» **Problem to solve**: Output each entry that follows exactly. Images stay out.

» **Provided information**:
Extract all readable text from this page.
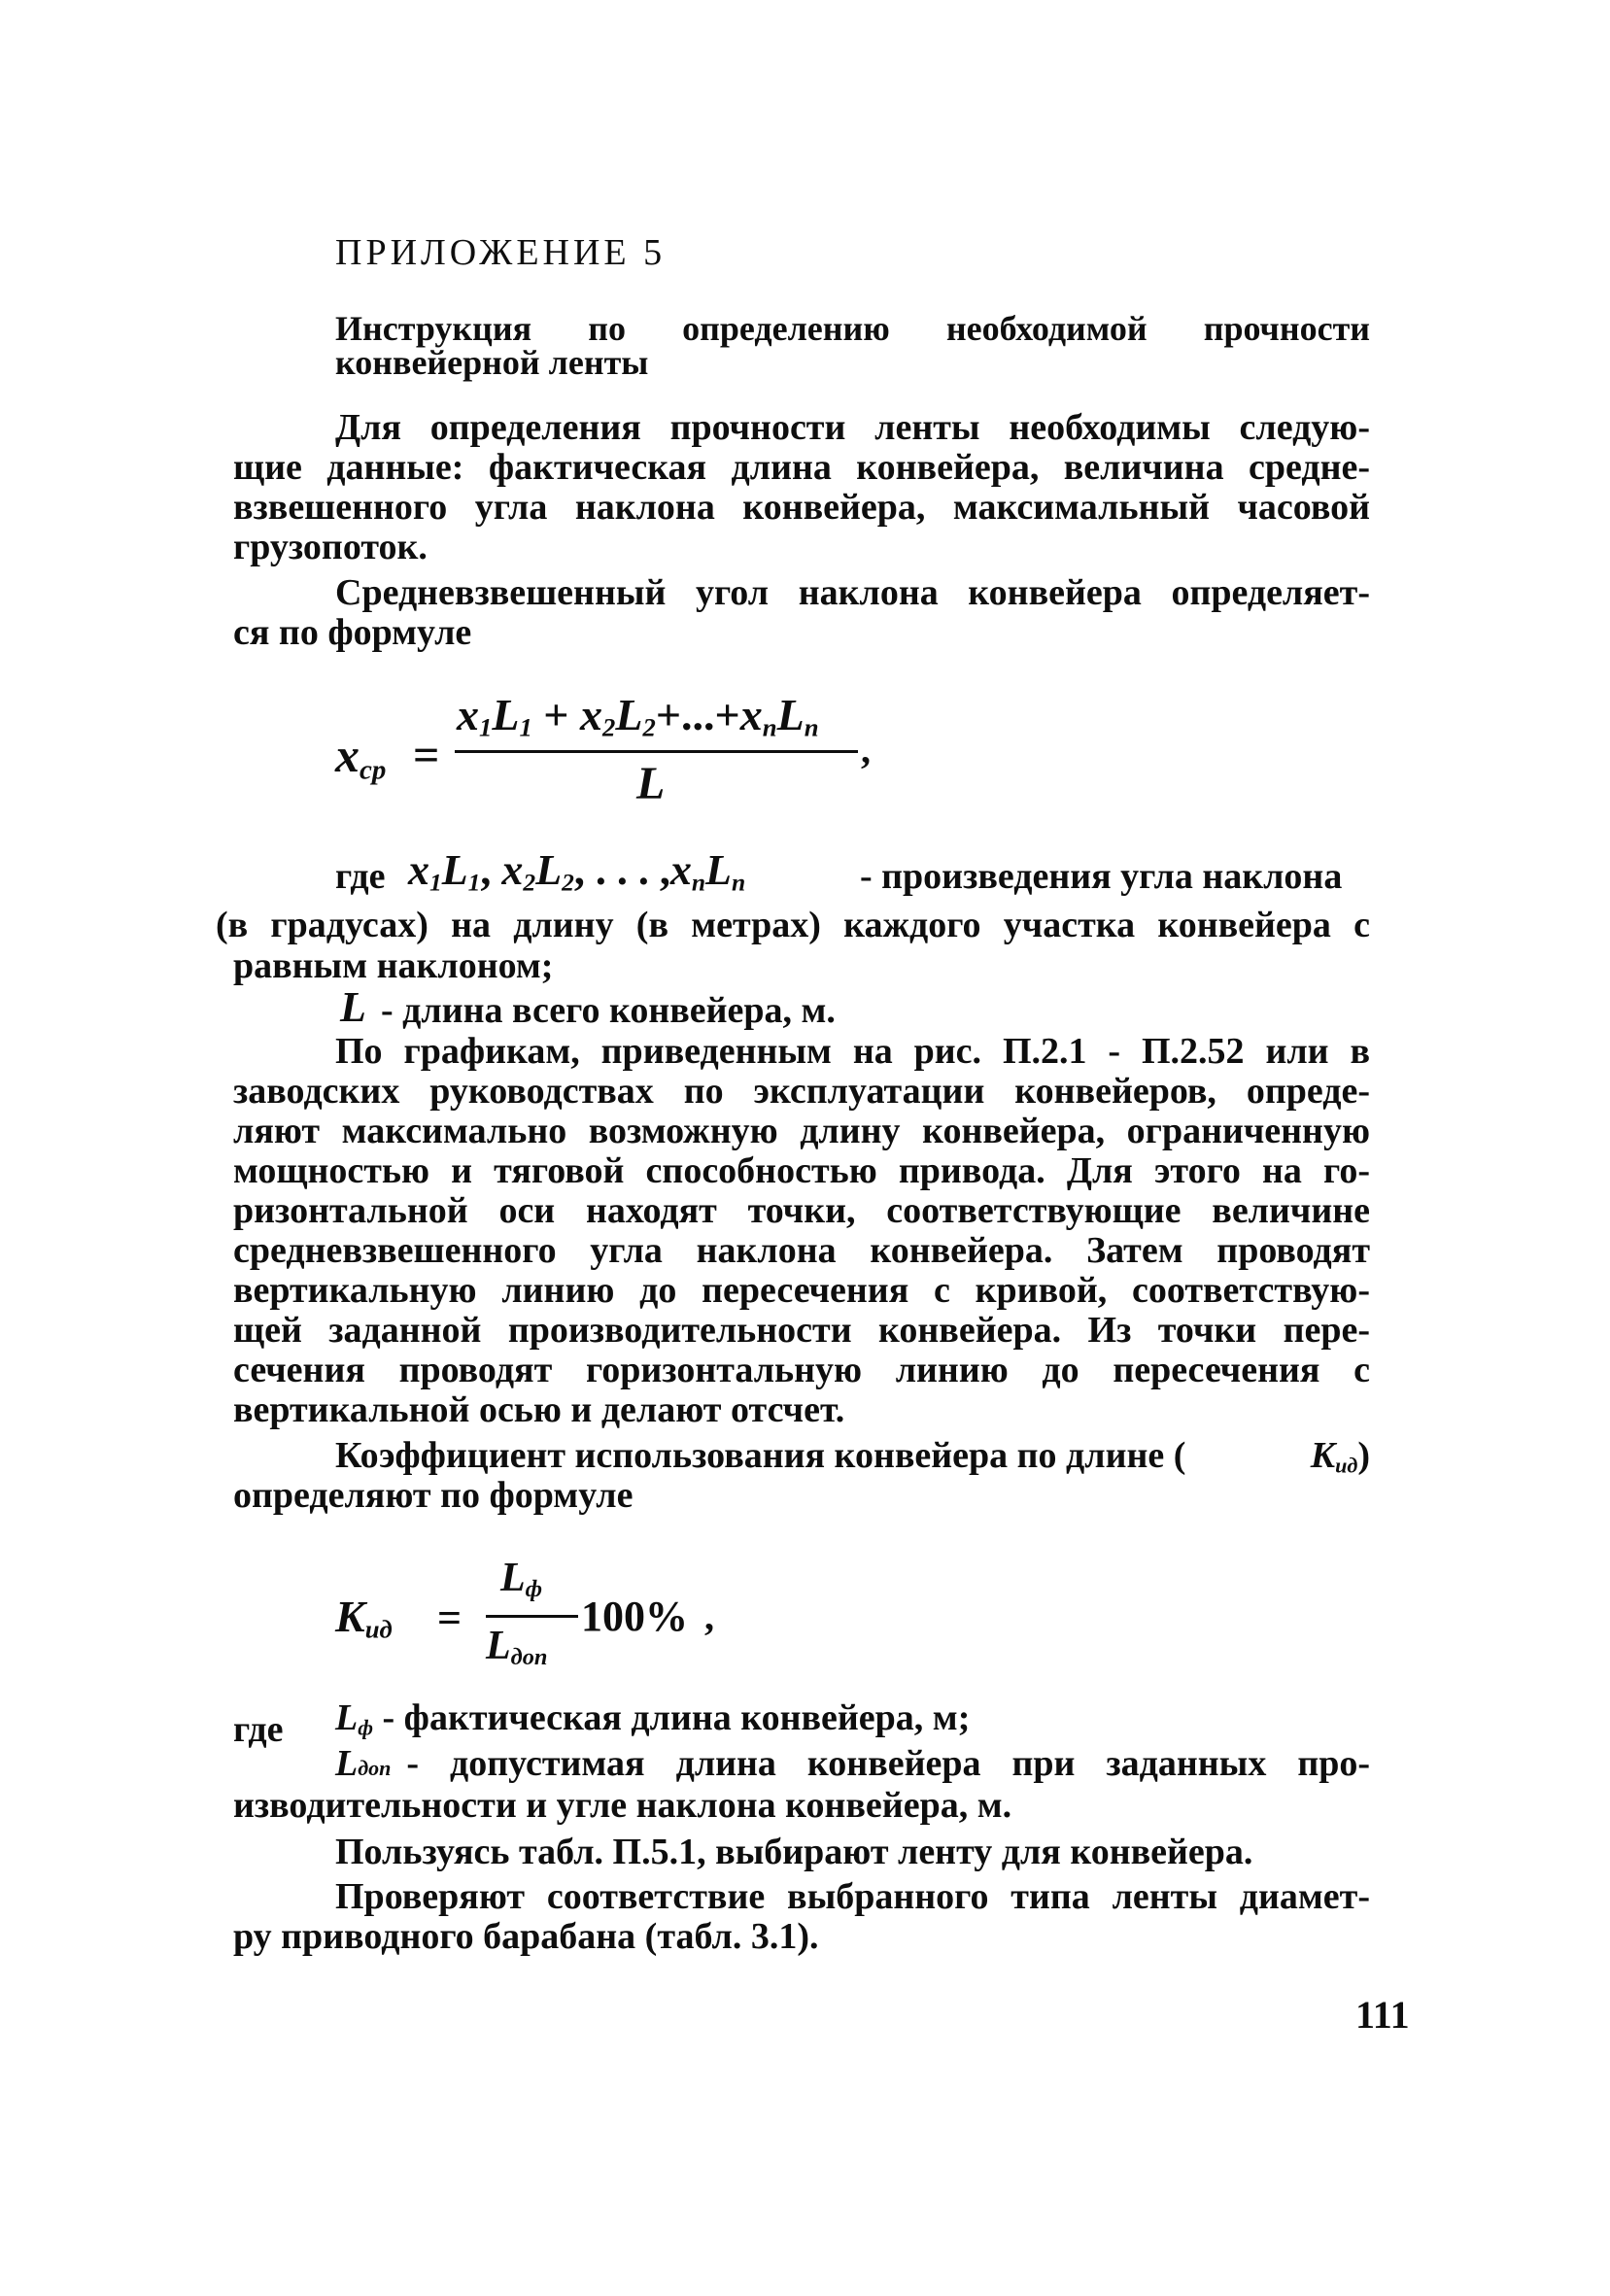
ПРИЛОЖЕНИЕ 5
Инструкция по определению необходимой прочности
конвейерной ленты
Для определения прочности ленты необходимы следую-
щие данные: фактическая длина конвейера, величина средне-
взвешенного угла наклона конвейера, максимальный часовой
грузопоток.
Средневзвешенный угол наклона конвейера определяет-
ся по формуле
$x_{ср}$ =
$x_1L_1 + x_2L_2+...+x_nL_n$
L
,
где $x_1L_1$, $x_2L_2$, . . . $,x_nL_n$	- произведения угла наклона
(в градусах) на длину (в метрах) каждого участка конвейера с
равным наклоном;
L - длина всего конвейера, м.
По графикам, приведенным на рис. П.2.1 - П.2.52 или в
заводских руководствах по эксплуатации конвейеров, опреде-
ляют максимально возможную длину конвейера, ограниченную
мощностью и тяговой способностью привода. Для этого на го-
ризонтальной оси находят точки, соответствующие величине
средневзвешенного угла наклона конвейера. Затем проводят
вертикальную линию до пересечения с кривой, соответствую-
щей заданной производительности конвейера. Из точки пере-
сечения проводят горизонтальную линию до пересечения с
вертикальной осью и делают отсчет.
Коэффициент использования конвейера по длине (	$K_{ид}$)
определяют по формуле
$K_{ид}$ =
$L_ф$
$L_{доп}$
100% ,
где $L_ф$ - фактическая длина конвейера, м;
L доп - допустимая длина конвейера при заданных про-
изводительности и угле наклона конвейера, м.
Пользуясь табл. П.5.1, выбирают ленту для конвейера.
Проверяют соответствие выбранного типа ленты диамет-
ру приводного барабана (табл. 3.1).
111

» **Written answer**:
Extract all readable text from this page.
ПРИЛОЖЕНИЕ 5
Инструкция по определению необходимой прочности
конвейерной ленты
Для определения прочности ленты необходимы следую-
щие данные: фактическая длина конвейера, величина средне-
взвешенного угла наклона конвейера, максимальный часовой
грузопоток.
Средневзвешенный угол наклона конвейера определяет-
ся по формуле
$x_{ср}$ =
$x_1L_1 + x_2L_2+...+x_nL_n$
L
,
где $x_1L_1$, $x_2L_2$, . . . $,x_nL_n$	- произведения угла наклона
(в градусах) на длину (в метрах) каждого участка конвейера с
равным наклоном;
L - длина всего конвейера, м.
По графикам, приведенным на рис. П.2.1 - П.2.52 или в
заводских руководствах по эксплуатации конвейеров, опреде-
ляют максимально возможную длину конвейера, ограниченную
мощностью и тяговой способностью привода. Для этого на го-
ризонтальной оси находят точки, соответствующие величине
средневзвешенного угла наклона конвейера. Затем проводят
вертикальную линию до пересечения с кривой, соответствую-
щей заданной производительности конвейера. Из точки пере-
сечения проводят горизонтальную линию до пересечения с
вертикальной осью и делают отсчет.
Коэффициент использования конвейера по длине (	$K_{ид}$)
определяют по формуле
$K_{ид}$ =
$L_ф$
$L_{доп}$
100% ,
где $L_ф$ - фактическая длина конвейера, м;
L доп - допустимая длина конвейера при заданных про-
изводительности и угле наклона конвейера, м.
Пользуясь табл. П.5.1, выбирают ленту для конвейера.
Проверяют соответствие выбранного типа ленты диамет-
ру приводного барабана (табл. 3.1).
111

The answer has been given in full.